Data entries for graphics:
-*-
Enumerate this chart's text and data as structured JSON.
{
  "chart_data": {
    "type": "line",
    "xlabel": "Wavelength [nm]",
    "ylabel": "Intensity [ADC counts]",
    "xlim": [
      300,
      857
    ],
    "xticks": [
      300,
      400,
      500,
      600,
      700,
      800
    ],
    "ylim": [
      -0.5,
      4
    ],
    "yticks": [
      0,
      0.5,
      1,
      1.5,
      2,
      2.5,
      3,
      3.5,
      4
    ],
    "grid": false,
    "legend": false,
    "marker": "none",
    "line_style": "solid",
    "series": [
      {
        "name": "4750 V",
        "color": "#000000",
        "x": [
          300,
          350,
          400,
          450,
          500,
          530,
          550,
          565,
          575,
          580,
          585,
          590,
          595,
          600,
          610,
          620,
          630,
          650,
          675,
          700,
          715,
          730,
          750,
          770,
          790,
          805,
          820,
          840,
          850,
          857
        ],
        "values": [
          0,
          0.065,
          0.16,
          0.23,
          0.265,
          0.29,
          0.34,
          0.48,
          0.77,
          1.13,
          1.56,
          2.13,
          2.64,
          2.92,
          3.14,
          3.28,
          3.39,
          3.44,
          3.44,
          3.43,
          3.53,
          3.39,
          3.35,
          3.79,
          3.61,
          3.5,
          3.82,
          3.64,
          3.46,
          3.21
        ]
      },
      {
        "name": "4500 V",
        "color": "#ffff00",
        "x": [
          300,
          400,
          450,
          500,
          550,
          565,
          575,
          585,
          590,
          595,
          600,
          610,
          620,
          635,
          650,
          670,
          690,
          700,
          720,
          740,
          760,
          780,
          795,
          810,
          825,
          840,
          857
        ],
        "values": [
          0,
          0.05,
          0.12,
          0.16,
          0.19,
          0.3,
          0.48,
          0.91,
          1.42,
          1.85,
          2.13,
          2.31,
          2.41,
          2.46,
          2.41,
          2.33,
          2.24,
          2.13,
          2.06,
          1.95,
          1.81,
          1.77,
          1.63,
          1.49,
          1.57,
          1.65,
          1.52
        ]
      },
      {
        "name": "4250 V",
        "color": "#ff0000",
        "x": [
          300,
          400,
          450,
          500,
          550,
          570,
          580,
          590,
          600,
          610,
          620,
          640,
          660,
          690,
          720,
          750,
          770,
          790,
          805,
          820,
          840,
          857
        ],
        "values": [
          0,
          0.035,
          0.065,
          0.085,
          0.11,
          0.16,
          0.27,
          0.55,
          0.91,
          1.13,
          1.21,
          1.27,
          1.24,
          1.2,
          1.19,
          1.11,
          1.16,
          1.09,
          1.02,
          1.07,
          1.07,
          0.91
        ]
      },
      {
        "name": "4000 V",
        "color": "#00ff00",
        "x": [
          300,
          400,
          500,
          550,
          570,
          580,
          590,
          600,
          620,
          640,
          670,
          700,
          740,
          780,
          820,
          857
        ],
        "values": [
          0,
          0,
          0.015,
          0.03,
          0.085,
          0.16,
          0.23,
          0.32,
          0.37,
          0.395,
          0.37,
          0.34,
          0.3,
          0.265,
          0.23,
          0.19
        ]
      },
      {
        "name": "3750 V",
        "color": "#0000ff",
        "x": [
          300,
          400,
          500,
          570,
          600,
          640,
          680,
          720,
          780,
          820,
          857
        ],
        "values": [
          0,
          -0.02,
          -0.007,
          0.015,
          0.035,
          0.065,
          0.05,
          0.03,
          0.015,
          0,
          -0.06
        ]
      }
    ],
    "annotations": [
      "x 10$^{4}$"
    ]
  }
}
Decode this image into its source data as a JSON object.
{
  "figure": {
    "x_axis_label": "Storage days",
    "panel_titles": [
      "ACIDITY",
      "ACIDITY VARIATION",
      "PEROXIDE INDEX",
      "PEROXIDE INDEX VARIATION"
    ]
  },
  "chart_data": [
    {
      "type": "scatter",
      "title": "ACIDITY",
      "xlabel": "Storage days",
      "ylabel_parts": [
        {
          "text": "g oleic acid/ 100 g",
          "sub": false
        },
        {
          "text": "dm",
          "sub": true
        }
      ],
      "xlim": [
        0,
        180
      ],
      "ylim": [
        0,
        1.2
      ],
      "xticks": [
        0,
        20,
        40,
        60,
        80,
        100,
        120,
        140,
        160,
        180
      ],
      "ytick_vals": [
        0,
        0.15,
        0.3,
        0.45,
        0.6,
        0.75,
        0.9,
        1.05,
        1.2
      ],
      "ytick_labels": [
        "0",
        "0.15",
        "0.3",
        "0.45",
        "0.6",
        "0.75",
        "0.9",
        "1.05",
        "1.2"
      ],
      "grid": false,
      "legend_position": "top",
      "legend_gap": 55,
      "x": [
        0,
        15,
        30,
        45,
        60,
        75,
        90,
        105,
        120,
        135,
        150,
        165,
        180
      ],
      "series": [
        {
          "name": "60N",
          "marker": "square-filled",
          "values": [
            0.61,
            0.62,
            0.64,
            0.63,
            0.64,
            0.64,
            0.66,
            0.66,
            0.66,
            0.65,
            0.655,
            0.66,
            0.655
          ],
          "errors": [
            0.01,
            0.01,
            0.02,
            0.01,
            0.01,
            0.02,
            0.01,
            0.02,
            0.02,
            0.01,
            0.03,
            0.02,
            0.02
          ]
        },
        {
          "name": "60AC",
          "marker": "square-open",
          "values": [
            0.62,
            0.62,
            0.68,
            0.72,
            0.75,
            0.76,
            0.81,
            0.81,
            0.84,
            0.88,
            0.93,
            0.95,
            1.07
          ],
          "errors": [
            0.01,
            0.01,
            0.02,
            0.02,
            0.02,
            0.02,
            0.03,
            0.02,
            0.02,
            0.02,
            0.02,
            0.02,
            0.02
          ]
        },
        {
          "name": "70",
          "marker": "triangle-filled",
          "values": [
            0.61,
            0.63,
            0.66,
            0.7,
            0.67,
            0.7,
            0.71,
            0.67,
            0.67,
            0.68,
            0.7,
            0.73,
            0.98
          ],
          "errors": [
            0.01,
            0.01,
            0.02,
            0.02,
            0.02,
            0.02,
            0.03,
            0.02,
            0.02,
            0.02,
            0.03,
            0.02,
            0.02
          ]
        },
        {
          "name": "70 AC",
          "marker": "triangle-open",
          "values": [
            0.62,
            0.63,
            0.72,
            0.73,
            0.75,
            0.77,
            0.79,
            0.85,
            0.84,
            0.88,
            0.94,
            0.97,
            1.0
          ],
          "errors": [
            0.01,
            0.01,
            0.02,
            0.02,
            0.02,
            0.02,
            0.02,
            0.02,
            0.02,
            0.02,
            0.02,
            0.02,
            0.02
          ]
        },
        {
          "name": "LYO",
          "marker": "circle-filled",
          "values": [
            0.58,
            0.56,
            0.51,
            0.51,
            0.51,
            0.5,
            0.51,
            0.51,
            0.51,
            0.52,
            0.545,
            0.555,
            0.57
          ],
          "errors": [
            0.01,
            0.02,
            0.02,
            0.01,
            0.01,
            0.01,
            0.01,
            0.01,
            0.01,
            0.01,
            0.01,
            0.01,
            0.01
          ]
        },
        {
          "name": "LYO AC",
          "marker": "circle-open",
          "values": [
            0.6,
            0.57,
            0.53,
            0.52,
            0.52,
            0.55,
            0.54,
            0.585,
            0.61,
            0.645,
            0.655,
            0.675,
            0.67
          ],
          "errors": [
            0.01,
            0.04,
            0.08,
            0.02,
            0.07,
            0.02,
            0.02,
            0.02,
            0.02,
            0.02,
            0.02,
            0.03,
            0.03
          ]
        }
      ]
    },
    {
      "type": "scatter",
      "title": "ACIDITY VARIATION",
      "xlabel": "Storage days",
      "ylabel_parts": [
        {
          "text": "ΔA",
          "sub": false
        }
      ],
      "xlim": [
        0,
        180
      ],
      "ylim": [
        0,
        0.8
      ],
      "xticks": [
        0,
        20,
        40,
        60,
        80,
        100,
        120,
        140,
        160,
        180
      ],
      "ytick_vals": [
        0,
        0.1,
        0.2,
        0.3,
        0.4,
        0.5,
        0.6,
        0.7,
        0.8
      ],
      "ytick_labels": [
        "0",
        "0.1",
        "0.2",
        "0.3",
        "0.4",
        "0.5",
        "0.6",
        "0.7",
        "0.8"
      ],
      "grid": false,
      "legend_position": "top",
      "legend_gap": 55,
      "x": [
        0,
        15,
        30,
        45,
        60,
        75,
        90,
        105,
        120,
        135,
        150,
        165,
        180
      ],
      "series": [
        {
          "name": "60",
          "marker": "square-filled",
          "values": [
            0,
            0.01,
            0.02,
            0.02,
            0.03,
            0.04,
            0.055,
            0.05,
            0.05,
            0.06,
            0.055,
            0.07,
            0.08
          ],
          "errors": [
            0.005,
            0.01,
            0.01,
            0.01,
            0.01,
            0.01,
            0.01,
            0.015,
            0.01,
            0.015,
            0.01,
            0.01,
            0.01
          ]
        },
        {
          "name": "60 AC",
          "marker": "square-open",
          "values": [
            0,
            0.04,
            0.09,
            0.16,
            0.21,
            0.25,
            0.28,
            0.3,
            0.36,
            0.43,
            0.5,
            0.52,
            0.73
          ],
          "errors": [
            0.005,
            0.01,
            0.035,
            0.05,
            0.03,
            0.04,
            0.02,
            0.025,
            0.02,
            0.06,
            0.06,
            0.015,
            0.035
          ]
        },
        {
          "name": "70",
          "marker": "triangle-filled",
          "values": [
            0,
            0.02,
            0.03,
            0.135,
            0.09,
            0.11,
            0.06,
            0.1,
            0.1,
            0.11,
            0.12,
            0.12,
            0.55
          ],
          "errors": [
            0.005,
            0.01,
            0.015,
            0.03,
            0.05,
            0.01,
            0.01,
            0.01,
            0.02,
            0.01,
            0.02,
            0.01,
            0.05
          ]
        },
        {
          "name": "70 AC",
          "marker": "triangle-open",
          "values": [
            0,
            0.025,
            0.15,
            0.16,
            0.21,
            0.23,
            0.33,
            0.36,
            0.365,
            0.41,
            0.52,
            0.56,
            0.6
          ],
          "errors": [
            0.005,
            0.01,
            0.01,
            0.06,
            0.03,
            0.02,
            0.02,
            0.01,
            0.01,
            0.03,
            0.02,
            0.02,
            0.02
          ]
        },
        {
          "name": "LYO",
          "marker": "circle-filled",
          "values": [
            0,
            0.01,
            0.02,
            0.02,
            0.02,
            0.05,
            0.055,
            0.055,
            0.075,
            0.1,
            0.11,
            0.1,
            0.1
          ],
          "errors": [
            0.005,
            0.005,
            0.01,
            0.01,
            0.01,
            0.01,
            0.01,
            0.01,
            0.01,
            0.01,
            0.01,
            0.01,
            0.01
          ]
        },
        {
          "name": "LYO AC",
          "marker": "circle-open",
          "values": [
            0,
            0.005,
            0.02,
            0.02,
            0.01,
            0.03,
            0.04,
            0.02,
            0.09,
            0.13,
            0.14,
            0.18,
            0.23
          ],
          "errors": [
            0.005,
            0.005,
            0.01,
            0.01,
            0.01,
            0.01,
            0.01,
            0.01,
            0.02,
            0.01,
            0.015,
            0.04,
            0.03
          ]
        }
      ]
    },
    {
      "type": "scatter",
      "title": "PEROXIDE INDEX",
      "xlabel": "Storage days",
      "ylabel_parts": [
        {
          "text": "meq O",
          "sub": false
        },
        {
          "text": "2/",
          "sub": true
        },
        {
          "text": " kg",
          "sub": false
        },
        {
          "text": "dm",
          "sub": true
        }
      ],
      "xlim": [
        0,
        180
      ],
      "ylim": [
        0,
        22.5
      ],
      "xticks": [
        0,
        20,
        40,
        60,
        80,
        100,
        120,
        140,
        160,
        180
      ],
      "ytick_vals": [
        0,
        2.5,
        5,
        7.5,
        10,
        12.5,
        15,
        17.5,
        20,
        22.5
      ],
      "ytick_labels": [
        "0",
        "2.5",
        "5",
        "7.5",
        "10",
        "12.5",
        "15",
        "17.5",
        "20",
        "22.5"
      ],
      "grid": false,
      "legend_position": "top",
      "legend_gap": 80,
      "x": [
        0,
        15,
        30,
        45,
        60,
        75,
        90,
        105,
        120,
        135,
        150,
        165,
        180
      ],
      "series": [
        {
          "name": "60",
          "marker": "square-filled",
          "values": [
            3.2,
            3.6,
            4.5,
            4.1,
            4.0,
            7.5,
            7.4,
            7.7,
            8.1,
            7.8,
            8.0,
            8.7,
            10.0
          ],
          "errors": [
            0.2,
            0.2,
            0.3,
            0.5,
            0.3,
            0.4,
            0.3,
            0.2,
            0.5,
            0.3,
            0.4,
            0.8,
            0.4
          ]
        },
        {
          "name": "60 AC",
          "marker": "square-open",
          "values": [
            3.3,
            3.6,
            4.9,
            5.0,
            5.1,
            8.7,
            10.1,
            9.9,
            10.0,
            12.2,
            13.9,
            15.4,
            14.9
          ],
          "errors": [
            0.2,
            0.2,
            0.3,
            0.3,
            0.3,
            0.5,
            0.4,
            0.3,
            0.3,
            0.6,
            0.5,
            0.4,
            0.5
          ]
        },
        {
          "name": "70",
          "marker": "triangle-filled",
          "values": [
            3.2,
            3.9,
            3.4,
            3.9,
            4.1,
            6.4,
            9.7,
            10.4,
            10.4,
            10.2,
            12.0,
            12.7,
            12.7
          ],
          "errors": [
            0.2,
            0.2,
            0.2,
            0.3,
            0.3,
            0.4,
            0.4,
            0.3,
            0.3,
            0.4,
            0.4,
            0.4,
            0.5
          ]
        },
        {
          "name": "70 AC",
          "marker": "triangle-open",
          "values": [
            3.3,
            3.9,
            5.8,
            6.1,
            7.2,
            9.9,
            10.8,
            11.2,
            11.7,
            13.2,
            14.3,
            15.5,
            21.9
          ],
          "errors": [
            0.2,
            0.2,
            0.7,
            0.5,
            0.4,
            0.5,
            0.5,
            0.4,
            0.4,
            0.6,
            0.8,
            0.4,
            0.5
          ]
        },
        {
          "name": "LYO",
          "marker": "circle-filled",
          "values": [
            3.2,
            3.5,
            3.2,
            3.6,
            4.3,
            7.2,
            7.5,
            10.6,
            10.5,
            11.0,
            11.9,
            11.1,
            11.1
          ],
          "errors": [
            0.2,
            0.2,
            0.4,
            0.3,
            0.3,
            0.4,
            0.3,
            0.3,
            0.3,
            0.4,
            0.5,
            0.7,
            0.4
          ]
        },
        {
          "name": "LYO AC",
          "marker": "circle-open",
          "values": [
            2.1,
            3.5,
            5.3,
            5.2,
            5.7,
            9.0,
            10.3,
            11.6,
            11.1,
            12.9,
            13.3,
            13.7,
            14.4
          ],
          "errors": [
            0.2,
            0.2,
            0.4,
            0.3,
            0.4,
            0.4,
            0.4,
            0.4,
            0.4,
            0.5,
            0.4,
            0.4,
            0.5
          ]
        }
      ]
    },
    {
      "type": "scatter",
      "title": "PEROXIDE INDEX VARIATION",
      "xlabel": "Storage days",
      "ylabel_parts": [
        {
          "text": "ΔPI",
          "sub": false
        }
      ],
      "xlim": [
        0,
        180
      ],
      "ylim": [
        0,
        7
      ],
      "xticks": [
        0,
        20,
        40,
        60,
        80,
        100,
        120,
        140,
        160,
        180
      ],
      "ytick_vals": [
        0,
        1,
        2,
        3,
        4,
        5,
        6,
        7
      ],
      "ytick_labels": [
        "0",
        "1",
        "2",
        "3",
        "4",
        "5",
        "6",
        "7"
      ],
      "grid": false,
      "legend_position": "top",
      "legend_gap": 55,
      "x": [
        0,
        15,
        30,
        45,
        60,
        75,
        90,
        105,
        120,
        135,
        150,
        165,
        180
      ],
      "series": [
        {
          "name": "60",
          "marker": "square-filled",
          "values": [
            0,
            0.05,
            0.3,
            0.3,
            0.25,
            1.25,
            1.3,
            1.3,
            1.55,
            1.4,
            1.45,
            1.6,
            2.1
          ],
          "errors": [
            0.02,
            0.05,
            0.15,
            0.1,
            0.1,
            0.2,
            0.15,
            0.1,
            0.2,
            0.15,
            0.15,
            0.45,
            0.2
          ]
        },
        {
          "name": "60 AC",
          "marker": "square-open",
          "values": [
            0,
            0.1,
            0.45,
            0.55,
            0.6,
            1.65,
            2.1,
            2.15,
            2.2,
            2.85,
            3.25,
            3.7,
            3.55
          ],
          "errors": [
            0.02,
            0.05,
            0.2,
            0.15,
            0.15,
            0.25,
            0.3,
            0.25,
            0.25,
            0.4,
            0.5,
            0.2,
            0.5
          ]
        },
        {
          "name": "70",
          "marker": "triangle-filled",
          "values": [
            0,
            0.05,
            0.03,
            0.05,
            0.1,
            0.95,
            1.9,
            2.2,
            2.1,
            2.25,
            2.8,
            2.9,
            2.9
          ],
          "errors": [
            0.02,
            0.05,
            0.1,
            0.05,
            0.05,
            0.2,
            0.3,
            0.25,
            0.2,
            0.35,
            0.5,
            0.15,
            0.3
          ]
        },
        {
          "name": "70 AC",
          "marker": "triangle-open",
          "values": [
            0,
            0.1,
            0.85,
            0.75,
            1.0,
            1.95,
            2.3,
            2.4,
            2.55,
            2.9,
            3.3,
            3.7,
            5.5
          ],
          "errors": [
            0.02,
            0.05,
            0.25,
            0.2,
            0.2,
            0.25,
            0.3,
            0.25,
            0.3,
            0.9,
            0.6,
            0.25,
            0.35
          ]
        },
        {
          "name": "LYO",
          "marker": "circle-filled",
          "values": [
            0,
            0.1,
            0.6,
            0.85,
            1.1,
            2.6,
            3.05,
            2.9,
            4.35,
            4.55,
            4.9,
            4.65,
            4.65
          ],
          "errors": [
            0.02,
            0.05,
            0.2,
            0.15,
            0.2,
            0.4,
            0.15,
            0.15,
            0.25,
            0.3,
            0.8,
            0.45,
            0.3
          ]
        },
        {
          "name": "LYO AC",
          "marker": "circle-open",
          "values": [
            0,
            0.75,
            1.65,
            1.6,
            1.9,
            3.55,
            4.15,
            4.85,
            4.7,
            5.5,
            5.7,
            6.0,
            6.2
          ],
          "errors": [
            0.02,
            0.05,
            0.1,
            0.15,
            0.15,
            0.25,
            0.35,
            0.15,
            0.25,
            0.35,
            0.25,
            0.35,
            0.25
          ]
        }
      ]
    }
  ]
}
-*-
### DIRECTION
Return only those lines of the records that contain the string "VARIATION".

### TASK RESPONSE
      "ACIDITY VARIATION",
      "PEROXIDE INDEX VARIATION"
      "title": "ACIDITY VARIATION",
      "title": "PEROXIDE INDEX VARIATION",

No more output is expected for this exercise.